### Stated exercise
Retype the data that follows line by line, exactly, and leave its pictures out.

[Data entries]

**********

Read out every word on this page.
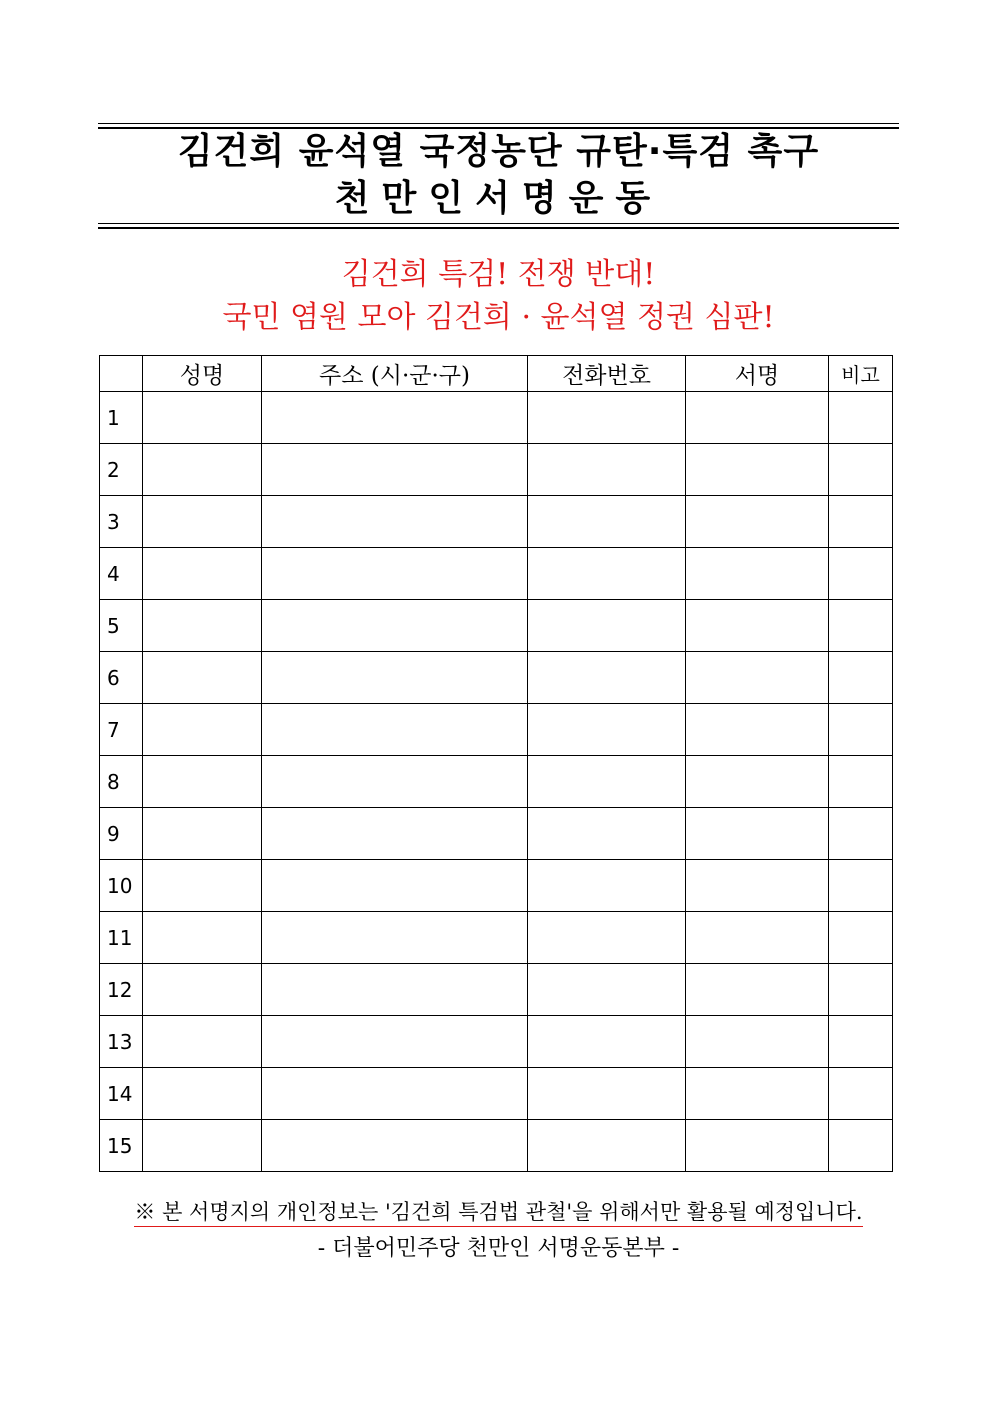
김건희 윤석열 국정농단 규탄·특검 촉구
천만인서명운동
김건희 특검! 전쟁 반대!
국민 염원 모아 김건희 · 윤석열 정권 심판!
	성명	주소 (시·군·구)	전화번호	서명	비고
1					
2					
3					
4					
5					
6					
7					
8					
9					
10					
11					
12					
13					
14					
15					
※ 본 서명지의 개인정보는 '김건희 특검법 관철'을 위해서만 활용될 예정입니다.
- 더불어민주당 천만인 서명운동본부 -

**********

### Right answer
Read out every word on this page.
김건희 윤석열 국정농단 규탄·특검 촉구
천만인서명운동
김건희 특검! 전쟁 반대!
국민 염원 모아 김건희 · 윤석열 정권 심판!
	성명	주소 (시·군·구)	전화번호	서명	비고
1					
2					
3					
4					
5					
6					
7					
8					
9					
10					
11					
12					
13					
14					
15					
※ 본 서명지의 개인정보는 '김건희 특검법 관철'을 위해서만 활용될 예정입니다.
- 더불어민주당 천만인 서명운동본부 -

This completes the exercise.